Items listed in a dataset:
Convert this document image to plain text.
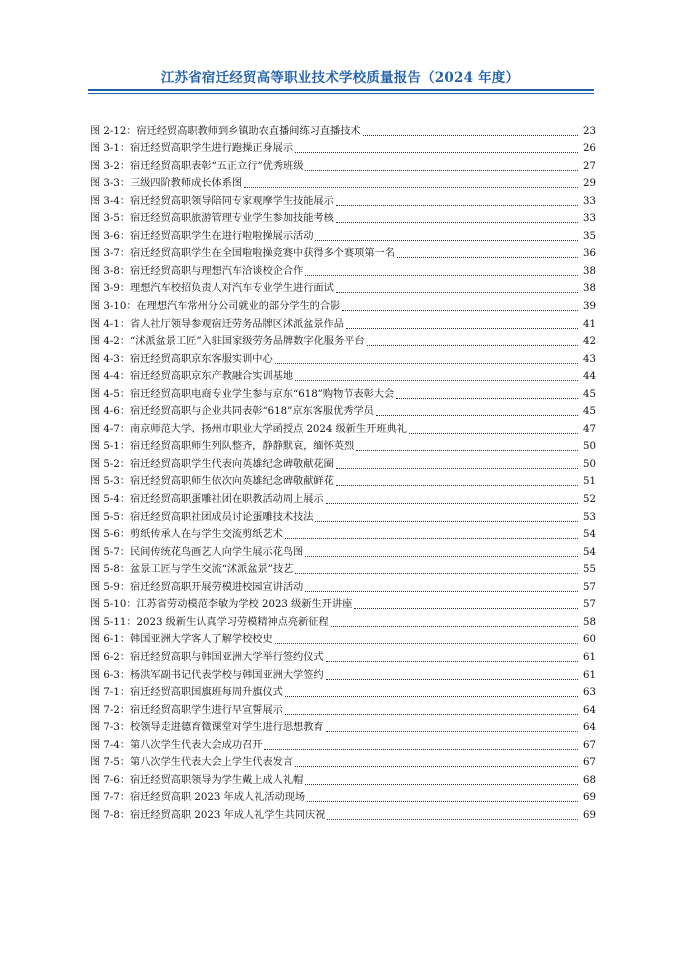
江苏省宿迁经贸高等职业技术学校质量报告（2024 年度）
图 2-12：宿迁经贸高职教师到乡镇助农直播间练习直播技术	23
图 3-1：宿迁经贸高职学生进行跑操正身展示	26
图 3-2：宿迁经贸高职表彰“五正立行”优秀班级	27
图 3-3：三级四阶教师成长体系图	29
图 3-4：宿迁经贸高职领导陪同专家观摩学生技能展示	33
图 3-5：宿迁经贸高职旅游管理专业学生参加技能考核	33
图 3-6：宿迁经贸高职学生在进行啦啦操展示活动	35
图 3-7：宿迁经贸高职学生在全国啦啦操竞赛中获得多个赛项第一名	36
图 3-8：宿迁经贸高职与理想汽车洽谈校企合作	38
图 3-9：理想汽车校招负责人对汽车专业学生进行面试	38
图 3-10：在理想汽车常州分公司就业的部分学生的合影	39
图 4-1：省人社厅领导参观宿迁劳务品牌区沭派盆景作品	41
图 4-2：“沭派盆景工匠”入驻国家级劳务品牌数字化服务平台	42
图 4-3：宿迁经贸高职京东客服实训中心	43
图 4-4：宿迁经贸高职京东产教融合实训基地	44
图 4-5：宿迁经贸高职电商专业学生参与京东“618”购物节表彰大会	45
图 4-6：宿迁经贸高职与企业共同表彰“618”京东客服优秀学员	45
图 4-7：南京师范大学、扬州市职业大学函授点 2024 级新生开班典礼	47
图 5-1：宿迁经贸高职师生列队整齐，静静默哀，缅怀英烈	50
图 5-2：宿迁经贸高职学生代表向英雄纪念碑敬献花圈	50
图 5-3：宿迁经贸高职师生依次向英雄纪念碑敬献鲜花	51
图 5-4：宿迁经贸高职蛋雕社团在职教活动周上展示	52
图 5-5：宿迁经贸高职社团成员讨论蛋雕技术技法	53
图 5-6：剪纸传承人在与学生交流剪纸艺术	54
图 5-7：民间传统花鸟画艺人向学生展示花鸟图	54
图 5-8：盆景工匠与学生交流“沭派盆景”技艺	55
图 5-9：宿迁经贸高职开展劳模进校园宣讲活动	57
图 5-10：江苏省劳动模范李敏为学校 2023 级新生开讲座	57
图 5-11：2023 级新生认真学习劳模精神点亮新征程	58
图 6-1：韩国亚洲大学客人了解学校校史	60
图 6-2：宿迁经贸高职与韩国亚洲大学举行签约仪式	61
图 6-3：杨洪军副书记代表学校与韩国亚洲大学签约	61
图 7-1：宿迁经贸高职国旗班每周升旗仪式	63
图 7-2：宿迁经贸高职学生进行早宣誓展示	64
图 7-3：校领导走进德育微课堂对学生进行思想教育	64
图 7-4：第八次学生代表大会成功召开	67
图 7-5：第八次学生代表大会上学生代表发言	67
图 7-6：宿迁经贸高职领导为学生戴上成人礼帽	68
图 7-7：宿迁经贸高职 2023 年成人礼活动现场	69
图 7-8：宿迁经贸高职 2023 年成人礼学生共同庆祝	69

▶ _Directions for this task_: Copy the records above exactly, omitting every picture.

▶ _Solution to the problem_:
Convert this document image to plain text.
江苏省宿迁经贸高等职业技术学校质量报告（2024 年度）
图 2-12：宿迁经贸高职教师到乡镇助农直播间练习直播技术	23
图 3-1：宿迁经贸高职学生进行跑操正身展示	26
图 3-2：宿迁经贸高职表彰“五正立行”优秀班级	27
图 3-3：三级四阶教师成长体系图	29
图 3-4：宿迁经贸高职领导陪同专家观摩学生技能展示	33
图 3-5：宿迁经贸高职旅游管理专业学生参加技能考核	33
图 3-6：宿迁经贸高职学生在进行啦啦操展示活动	35
图 3-7：宿迁经贸高职学生在全国啦啦操竞赛中获得多个赛项第一名	36
图 3-8：宿迁经贸高职与理想汽车洽谈校企合作	38
图 3-9：理想汽车校招负责人对汽车专业学生进行面试	38
图 3-10：在理想汽车常州分公司就业的部分学生的合影	39
图 4-1：省人社厅领导参观宿迁劳务品牌区沭派盆景作品	41
图 4-2：“沭派盆景工匠”入驻国家级劳务品牌数字化服务平台	42
图 4-3：宿迁经贸高职京东客服实训中心	43
图 4-4：宿迁经贸高职京东产教融合实训基地	44
图 4-5：宿迁经贸高职电商专业学生参与京东“618”购物节表彰大会	45
图 4-6：宿迁经贸高职与企业共同表彰“618”京东客服优秀学员	45
图 4-7：南京师范大学、扬州市职业大学函授点 2024 级新生开班典礼	47
图 5-1：宿迁经贸高职师生列队整齐，静静默哀，缅怀英烈	50
图 5-2：宿迁经贸高职学生代表向英雄纪念碑敬献花圈	50
图 5-3：宿迁经贸高职师生依次向英雄纪念碑敬献鲜花	51
图 5-4：宿迁经贸高职蛋雕社团在职教活动周上展示	52
图 5-5：宿迁经贸高职社团成员讨论蛋雕技术技法	53
图 5-6：剪纸传承人在与学生交流剪纸艺术	54
图 5-7：民间传统花鸟画艺人向学生展示花鸟图	54
图 5-8：盆景工匠与学生交流“沭派盆景”技艺	55
图 5-9：宿迁经贸高职开展劳模进校园宣讲活动	57
图 5-10：江苏省劳动模范李敏为学校 2023 级新生开讲座	57
图 5-11：2023 级新生认真学习劳模精神点亮新征程	58
图 6-1：韩国亚洲大学客人了解学校校史	60
图 6-2：宿迁经贸高职与韩国亚洲大学举行签约仪式	61
图 6-3：杨洪军副书记代表学校与韩国亚洲大学签约	61
图 7-1：宿迁经贸高职国旗班每周升旗仪式	63
图 7-2：宿迁经贸高职学生进行早宣誓展示	64
图 7-3：校领导走进德育微课堂对学生进行思想教育	64
图 7-4：第八次学生代表大会成功召开	67
图 7-5：第八次学生代表大会上学生代表发言	67
图 7-6：宿迁经贸高职领导为学生戴上成人礼帽	68
图 7-7：宿迁经贸高职 2023 年成人礼活动现场	69
图 7-8：宿迁经贸高职 2023 年成人礼学生共同庆祝	69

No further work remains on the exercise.